• Required task: From the listing that follows, extract every line and set it down unaltered.

[BEGIN Material for the task]

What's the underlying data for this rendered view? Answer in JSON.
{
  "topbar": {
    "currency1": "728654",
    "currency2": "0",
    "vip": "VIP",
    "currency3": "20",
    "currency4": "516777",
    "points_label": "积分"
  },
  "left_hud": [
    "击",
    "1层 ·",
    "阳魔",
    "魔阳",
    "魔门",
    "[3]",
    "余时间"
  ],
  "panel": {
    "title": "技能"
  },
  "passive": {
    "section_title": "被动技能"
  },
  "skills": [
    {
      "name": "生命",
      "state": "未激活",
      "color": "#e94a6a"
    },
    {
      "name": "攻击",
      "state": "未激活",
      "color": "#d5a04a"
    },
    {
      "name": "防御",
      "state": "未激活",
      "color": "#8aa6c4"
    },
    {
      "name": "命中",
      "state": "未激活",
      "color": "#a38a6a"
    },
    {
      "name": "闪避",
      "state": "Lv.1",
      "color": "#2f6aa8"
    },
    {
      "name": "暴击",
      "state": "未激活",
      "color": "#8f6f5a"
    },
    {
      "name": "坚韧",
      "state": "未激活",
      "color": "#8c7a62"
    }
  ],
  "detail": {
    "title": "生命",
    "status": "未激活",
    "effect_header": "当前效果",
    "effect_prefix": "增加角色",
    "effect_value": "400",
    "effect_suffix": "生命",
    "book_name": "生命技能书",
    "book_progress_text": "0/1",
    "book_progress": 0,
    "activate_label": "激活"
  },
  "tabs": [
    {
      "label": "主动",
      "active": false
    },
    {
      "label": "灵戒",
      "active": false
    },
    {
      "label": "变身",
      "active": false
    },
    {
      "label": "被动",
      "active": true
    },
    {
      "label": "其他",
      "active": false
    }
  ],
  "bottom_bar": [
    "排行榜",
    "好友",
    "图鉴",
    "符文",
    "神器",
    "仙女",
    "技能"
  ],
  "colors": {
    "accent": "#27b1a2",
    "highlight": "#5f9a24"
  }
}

[END Material for the task]

• Answer to this exercise:
What's the underlying data for this rendered view? Answer in JSON.
{
  "topbar": {
    "currency1": "728654",
    "currency2": "0",
    "vip": "VIP",
    "currency3": "20",
    "currency4": "516777",
    "points_label": "积分"
  },
  "left_hud": [
    "击",
    "1层 ·",
    "阳魔",
    "魔阳",
    "魔门",
    "[3]",
    "余时间"
  ],
  "panel": {
    "title": "技能"
  },
  "passive": {
    "section_title": "被动技能"
  },
  "skills": [
    {
      "name": "生命",
      "state": "未激活",
      "color": "#e94a6a"
    },
    {
      "name": "攻击",
      "state": "未激活",
      "color": "#d5a04a"
    },
    {
      "name": "防御",
      "state": "未激活",
      "color": "#8aa6c4"
    },
    {
      "name": "命中",
      "state": "未激活",
      "color": "#a38a6a"
    },
    {
      "name": "闪避",
      "state": "Lv.1",
      "color": "#2f6aa8"
    },
    {
      "name": "暴击",
      "state": "未激活",
      "color": "#8f6f5a"
    },
    {
      "name": "坚韧",
      "state": "未激活",
      "color": "#8c7a62"
    }
  ],
  "detail": {
    "title": "生命",
    "status": "未激活",
    "effect_header": "当前效果",
    "effect_prefix": "增加角色",
    "effect_value": "400",
    "effect_suffix": "生命",
    "book_name": "生命技能书",
    "book_progress_text": "0/1",
    "book_progress": 0,
    "activate_label": "激活"
  },
  "tabs": [
    {
      "label": "主动",
      "active": false
    },
    {
      "label": "灵戒",
      "active": false
    },
    {
      "label": "变身",
      "active": false
    },
    {
      "label": "被动",
      "active": true
    },
    {
      "label": "其他",
      "active": false
    }
  ],
  "bottom_bar": [
    "排行榜",
    "好友",
    "图鉴",
    "符文",
    "神器",
    "仙女",
    "技能"
  ],
  "colors": {
    "accent": "#27b1a2",
    "highlight": "#5f9a24"
  }
}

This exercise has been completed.